Task to carry out. Omit the images. Copy each entry word for word.

+ + + +

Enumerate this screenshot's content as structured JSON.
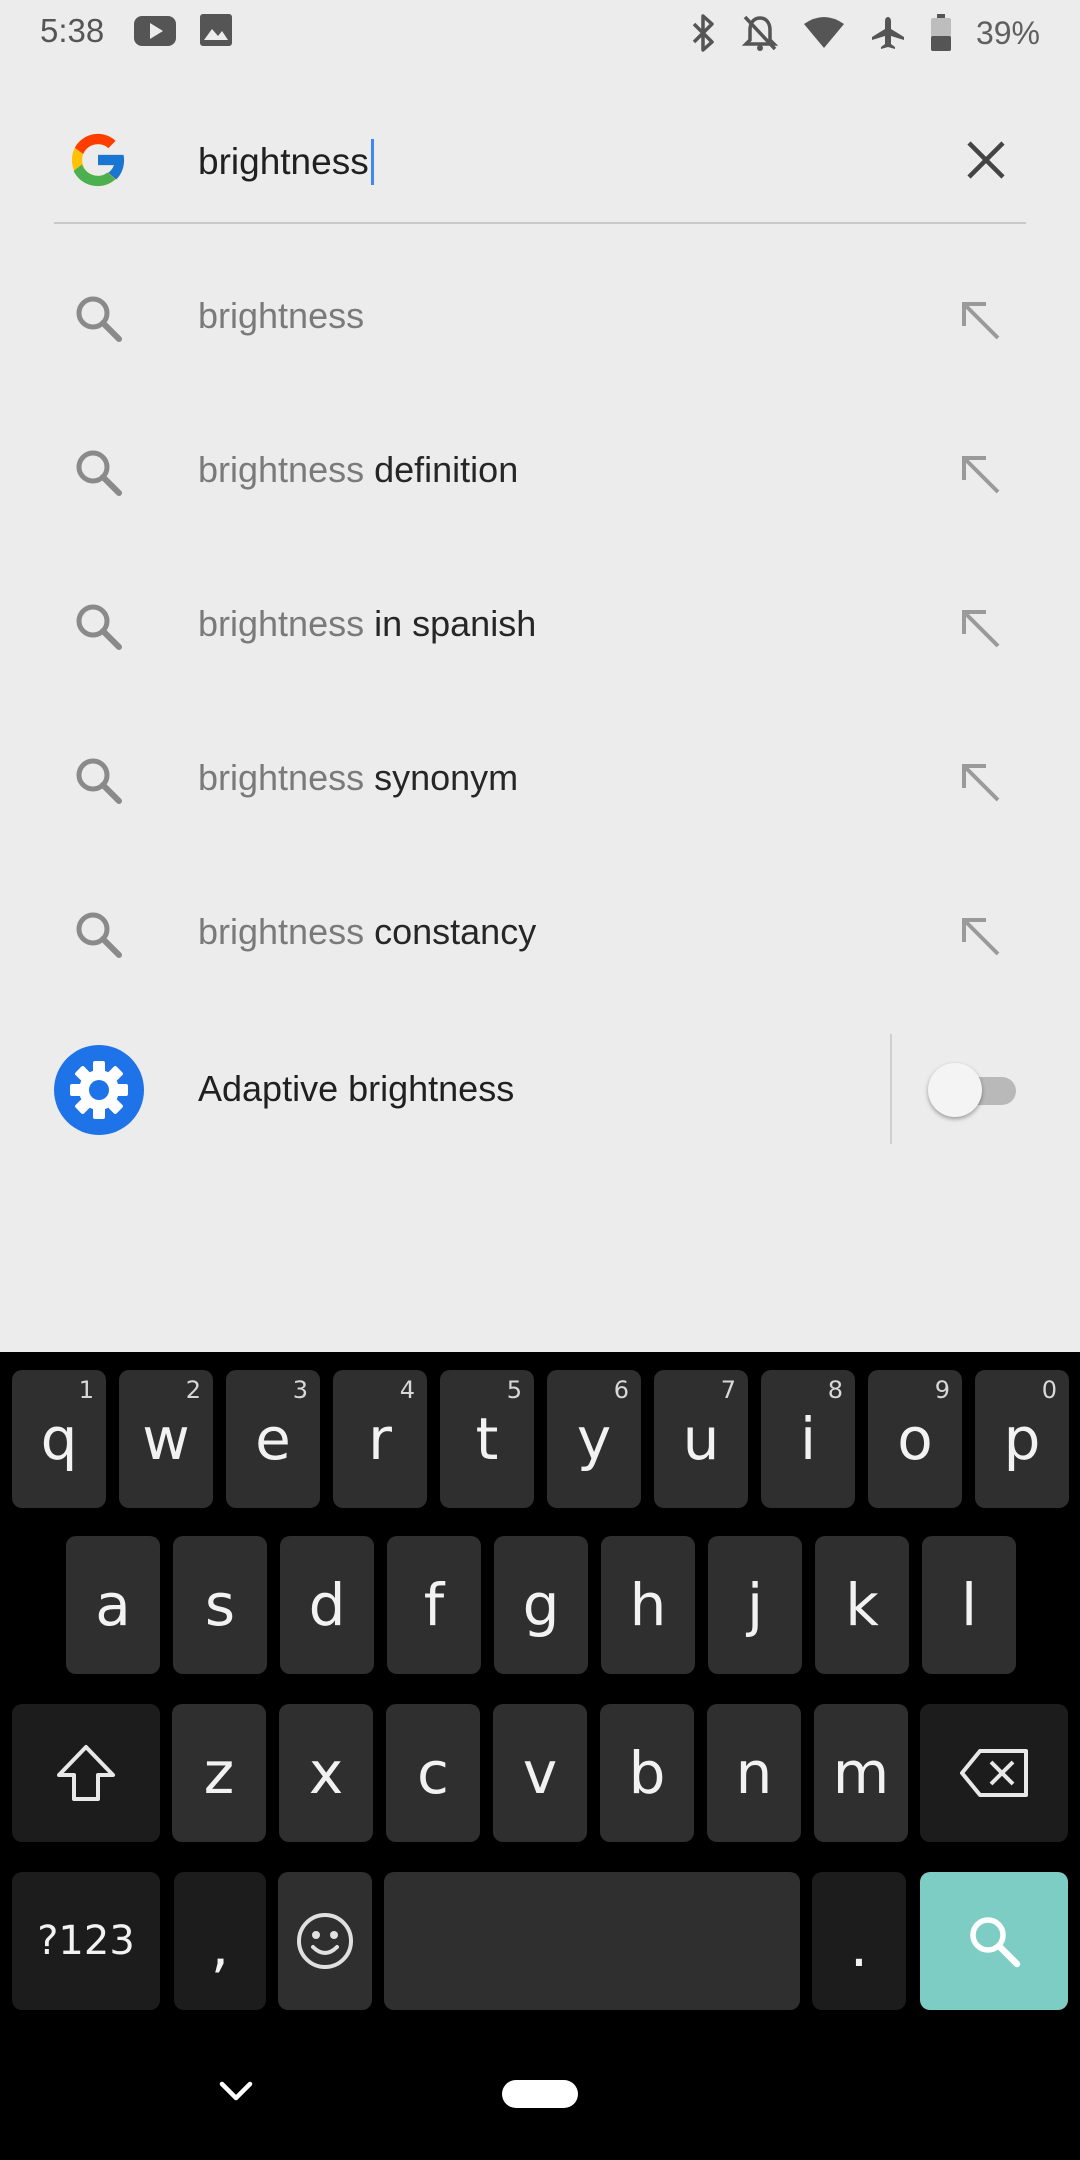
{
  "status_bar": {
    "time": "5:38",
    "left_icons": [
      "youtube-icon",
      "image-icon"
    ],
    "right_icons": [
      "bluetooth-icon",
      "notifications-off-icon",
      "wifi-icon",
      "airplane-icon",
      "battery-icon"
    ],
    "battery_percent": "39%"
  },
  "search": {
    "query": "brightness",
    "logo": "google-g-logo",
    "clear_icon": "close-icon"
  },
  "suggestions": [
    {
      "prefix": "brightness",
      "suffix": ""
    },
    {
      "prefix": "brightness",
      "suffix": " definition"
    },
    {
      "prefix": "brightness",
      "suffix": " in spanish"
    },
    {
      "prefix": "brightness",
      "suffix": " synonym"
    },
    {
      "prefix": "brightness",
      "suffix": " constancy"
    }
  ],
  "setting": {
    "label": "Adaptive brightness",
    "icon": "settings-gear-icon",
    "toggle_on": false
  },
  "keyboard": {
    "row1": [
      {
        "key": "q",
        "hint": "1"
      },
      {
        "key": "w",
        "hint": "2"
      },
      {
        "key": "e",
        "hint": "3"
      },
      {
        "key": "r",
        "hint": "4"
      },
      {
        "key": "t",
        "hint": "5"
      },
      {
        "key": "y",
        "hint": "6"
      },
      {
        "key": "u",
        "hint": "7"
      },
      {
        "key": "i",
        "hint": "8"
      },
      {
        "key": "o",
        "hint": "9"
      },
      {
        "key": "p",
        "hint": "0"
      }
    ],
    "row2": [
      "a",
      "s",
      "d",
      "f",
      "g",
      "h",
      "j",
      "k",
      "l"
    ],
    "row3": [
      "z",
      "x",
      "c",
      "v",
      "b",
      "n",
      "m"
    ],
    "symbols_label": "?123",
    "comma": ",",
    "period": ".",
    "enter_icon": "search-icon",
    "accent_color": "#7ecdc5"
  }
}
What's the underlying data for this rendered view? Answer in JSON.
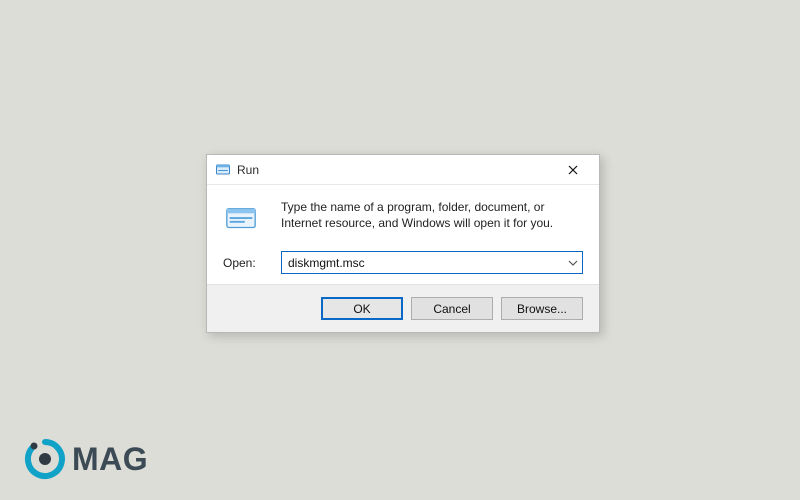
{
  "dialog": {
    "title": "Run",
    "description": "Type the name of a program, folder, document, or Internet resource, and Windows will open it for you.",
    "open_label": "Open:",
    "open_value": "diskmgmt.msc",
    "buttons": {
      "ok": "OK",
      "cancel": "Cancel",
      "browse": "Browse..."
    }
  },
  "watermark": {
    "text": "MAG"
  }
}
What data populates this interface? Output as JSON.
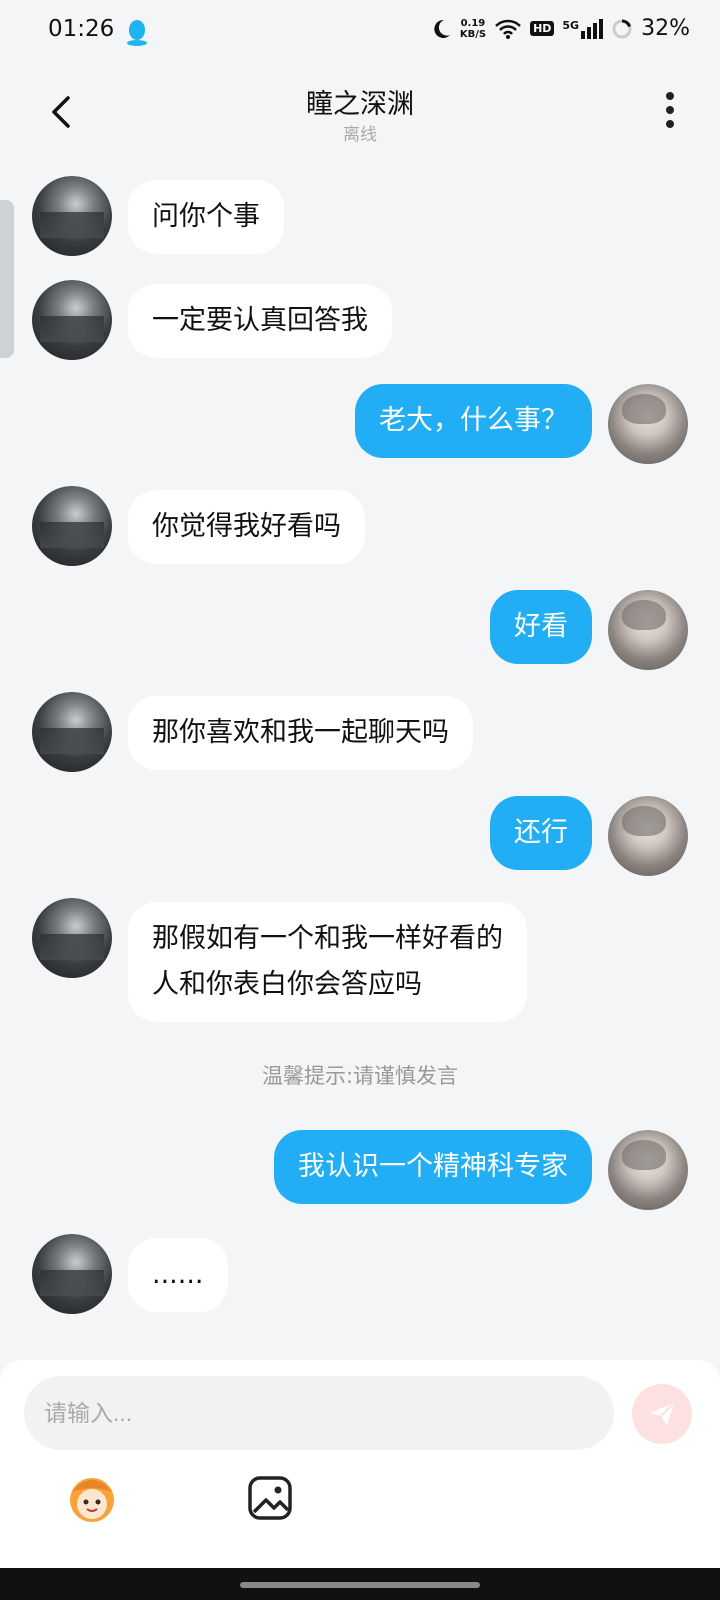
{
  "status": {
    "time": "01:26",
    "speed_value": "0.19",
    "speed_unit": "KB/S",
    "hd": "HD",
    "network": "5G",
    "battery": "32%"
  },
  "header": {
    "title": "瞳之深渊",
    "subtitle": "离线"
  },
  "messages": [
    {
      "from": "them",
      "text": "问你个事"
    },
    {
      "from": "them",
      "text": "一定要认真回答我"
    },
    {
      "from": "me",
      "text": "老大，什么事？"
    },
    {
      "from": "them",
      "text": "你觉得我好看吗"
    },
    {
      "from": "me",
      "text": "好看"
    },
    {
      "from": "them",
      "text": "那你喜欢和我一起聊天吗"
    },
    {
      "from": "me",
      "text": "还行"
    },
    {
      "from": "them",
      "text_line1": "那假如有一个和我一样好看的",
      "text_line2": "人和你表白你会答应吗"
    },
    {
      "from": "me",
      "text": "我认识一个精神科专家"
    },
    {
      "from": "them",
      "text": "......"
    }
  ],
  "tip": "温馨提示:请谨慎发言",
  "input": {
    "placeholder": "请输入..."
  },
  "colors": {
    "accent": "#22aef4",
    "background": "#f3f5f7",
    "send_disabled": "#fde1e1"
  }
}
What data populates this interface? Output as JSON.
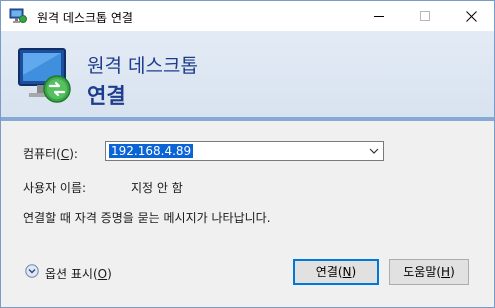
{
  "window": {
    "title": "원격 데스크톱 연결"
  },
  "banner": {
    "line1": "원격 데스크톱",
    "line2": "연결"
  },
  "form": {
    "computer_label_text": "컴퓨터(",
    "computer_label_key": "C",
    "computer_label_end": "):",
    "computer_value": "192.168.4.89",
    "user_label": "사용자 이름:",
    "user_value": "지정 안 함",
    "info_text": "연결할 때 자격 증명을 묻는 메시지가 나타납니다."
  },
  "footer": {
    "options_text": "옵션 표시(",
    "options_key": "O",
    "options_end": ")",
    "connect_text": "연결(",
    "connect_key": "N",
    "connect_end": ")",
    "help_text": "도움말(",
    "help_key": "H",
    "help_end": ")"
  },
  "icons": {
    "title_icon": "remote-desktop-icon",
    "banner_icon": "remote-desktop-monitor-icon",
    "combo_arrow": "chevron-down-icon",
    "expander": "expand-circle-icon"
  },
  "colors": {
    "banner_title": "#1e3d8c",
    "selection": "#0a64d6",
    "default_button_border": "#0078d7"
  }
}
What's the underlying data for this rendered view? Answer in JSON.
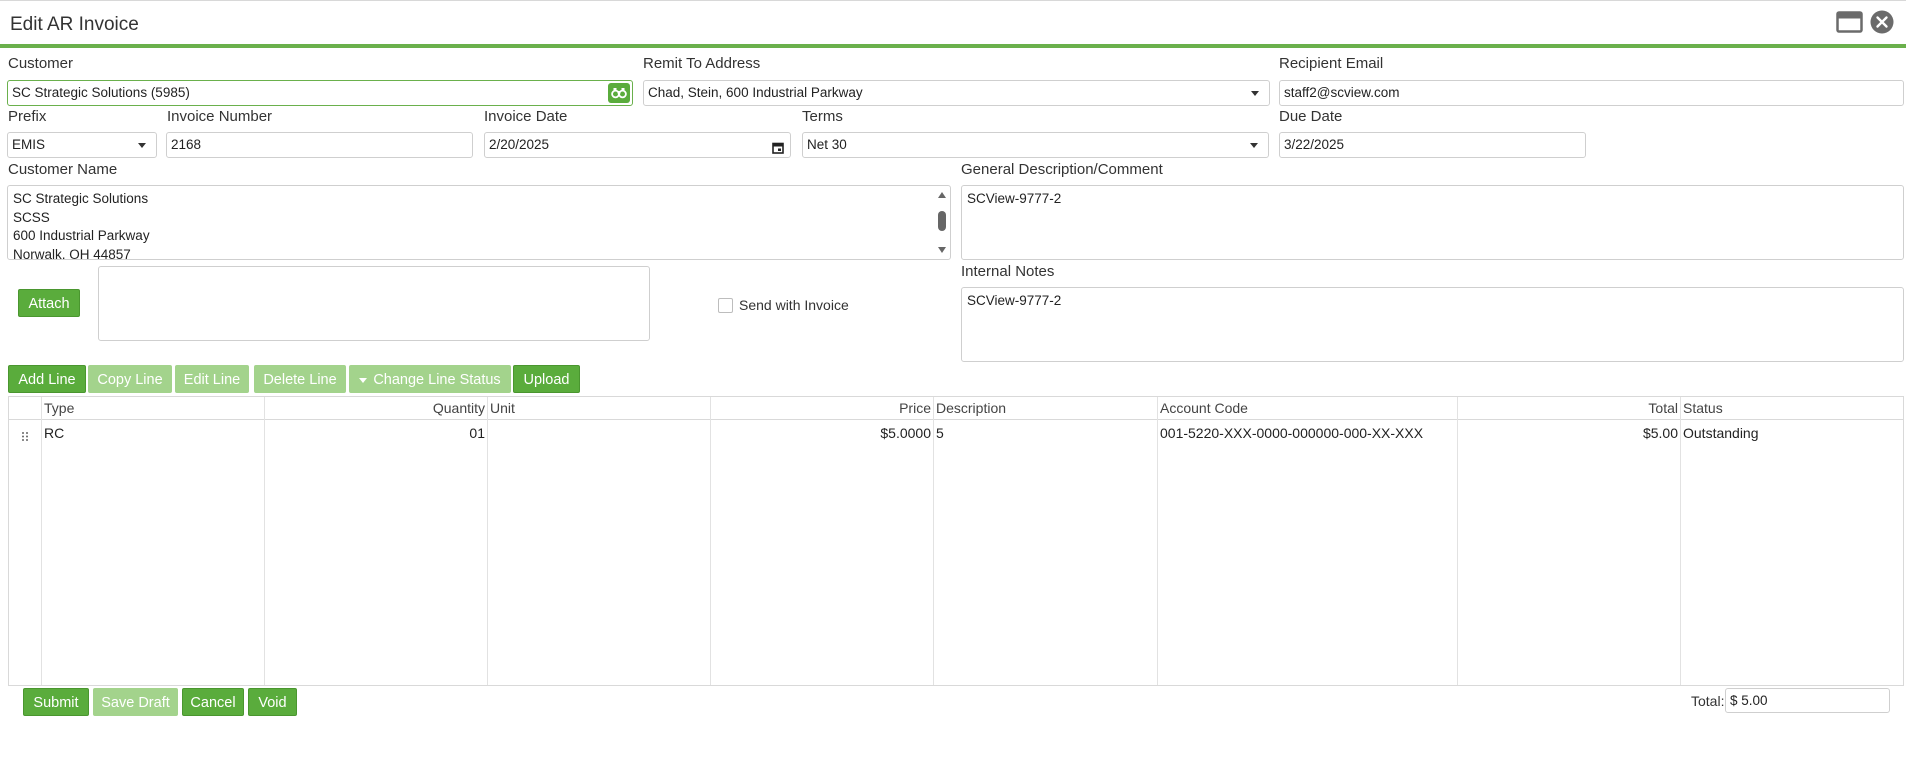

+ + + +

Answer to this task.
Enumerate this screenshot's content as structured JSON.
{
  "status_bar": {
    "time": "5:38",
    "left_icons": [
      "youtube-icon",
      "image-icon"
    ],
    "right_icons": [
      "bluetooth-icon",
      "notifications-off-icon",
      "wifi-icon",
      "airplane-icon",
      "battery-icon"
    ],
    "battery_percent": "39%"
  },
  "search": {
    "query": "brightness",
    "logo": "google-g-logo",
    "clear_icon": "close-icon"
  },
  "suggestions": [
    {
      "prefix": "brightness",
      "suffix": ""
    },
    {
      "prefix": "brightness",
      "suffix": " definition"
    },
    {
      "prefix": "brightness",
      "suffix": " in spanish"
    },
    {
      "prefix": "brightness",
      "suffix": " synonym"
    },
    {
      "prefix": "brightness",
      "suffix": " constancy"
    }
  ],
  "setting": {
    "label": "Adaptive brightness",
    "icon": "settings-gear-icon",
    "toggle_on": false
  },
  "keyboard": {
    "row1": [
      {
        "key": "q",
        "hint": "1"
      },
      {
        "key": "w",
        "hint": "2"
      },
      {
        "key": "e",
        "hint": "3"
      },
      {
        "key": "r",
        "hint": "4"
      },
      {
        "key": "t",
        "hint": "5"
      },
      {
        "key": "y",
        "hint": "6"
      },
      {
        "key": "u",
        "hint": "7"
      },
      {
        "key": "i",
        "hint": "8"
      },
      {
        "key": "o",
        "hint": "9"
      },
      {
        "key": "p",
        "hint": "0"
      }
    ],
    "row2": [
      "a",
      "s",
      "d",
      "f",
      "g",
      "h",
      "j",
      "k",
      "l"
    ],
    "row3": [
      "z",
      "x",
      "c",
      "v",
      "b",
      "n",
      "m"
    ],
    "symbols_label": "?123",
    "comma": ",",
    "period": ".",
    "enter_icon": "search-icon",
    "accent_color": "#7ecdc5"
  }
}
What's the underlying data for this rendered view? Answer in JSON.
{
  "dialog": {
    "title": "Run",
    "description": "Type the name of a program, folder, document, or Internet resource, and Windows will open it for you.",
    "open_label": "Open:",
    "open_value": "diskmgmt.msc",
    "buttons": {
      "ok": "OK",
      "cancel": "Cancel",
      "browse": "Browse..."
    }
  },
  "watermark": {
    "text": "MAG"
  }
}
What data populates this interface? Output as JSON.
{
  "status": {
    "time": "01:26",
    "speed_value": "0.19",
    "speed_unit": "KB/S",
    "hd": "HD",
    "network": "5G",
    "battery": "32%"
  },
  "header": {
    "title": "瞳之深渊",
    "subtitle": "离线"
  },
  "messages": [
    {
      "from": "them",
      "text": "问你个事"
    },
    {
      "from": "them",
      "text": "一定要认真回答我"
    },
    {
      "from": "me",
      "text": "老大，什么事？"
    },
    {
      "from": "them",
      "text": "你觉得我好看吗"
    },
    {
      "from": "me",
      "text": "好看"
    },
    {
      "from": "them",
      "text": "那你喜欢和我一起聊天吗"
    },
    {
      "from": "me",
      "text": "还行"
    },
    {
      "from": "them",
      "text_line1": "那假如有一个和我一样好看的",
      "text_line2": "人和你表白你会答应吗"
    },
    {
      "from": "me",
      "text": "我认识一个精神科专家"
    },
    {
      "from": "them",
      "text": "......"
    }
  ],
  "tip": "温馨提示:请谨慎发言",
  "input": {
    "placeholder": "请输入..."
  },
  "colors": {
    "accent": "#22aef4",
    "background": "#f3f5f7",
    "send_disabled": "#fde1e1"
  }
}
What data populates this interface? Output as JSON.
{
  "window": {
    "title": "원격 데스크톱 연결"
  },
  "banner": {
    "line1": "원격 데스크톱",
    "line2": "연결"
  },
  "form": {
    "computer_label_text": "컴퓨터(",
    "computer_label_key": "C",
    "computer_label_end": "):",
    "computer_value": "192.168.4.89",
    "user_label": "사용자 이름:",
    "user_value": "지정 안 함",
    "info_text": "연결할 때 자격 증명을 묻는 메시지가 나타납니다."
  },
  "footer": {
    "options_text": "옵션 표시(",
    "options_key": "O",
    "options_end": ")",
    "connect_text": "연결(",
    "connect_key": "N",
    "connect_end": ")",
    "help_text": "도움말(",
    "help_key": "H",
    "help_end": ")"
  },
  "icons": {
    "title_icon": "remote-desktop-icon",
    "banner_icon": "remote-desktop-monitor-icon",
    "combo_arrow": "chevron-down-icon",
    "expander": "expand-circle-icon"
  },
  "colors": {
    "banner_title": "#1e3d8c",
    "selection": "#0a64d6",
    "default_button_border": "#0078d7"
  }
}
What's the underlying data for this rendered view? Answer in JSON.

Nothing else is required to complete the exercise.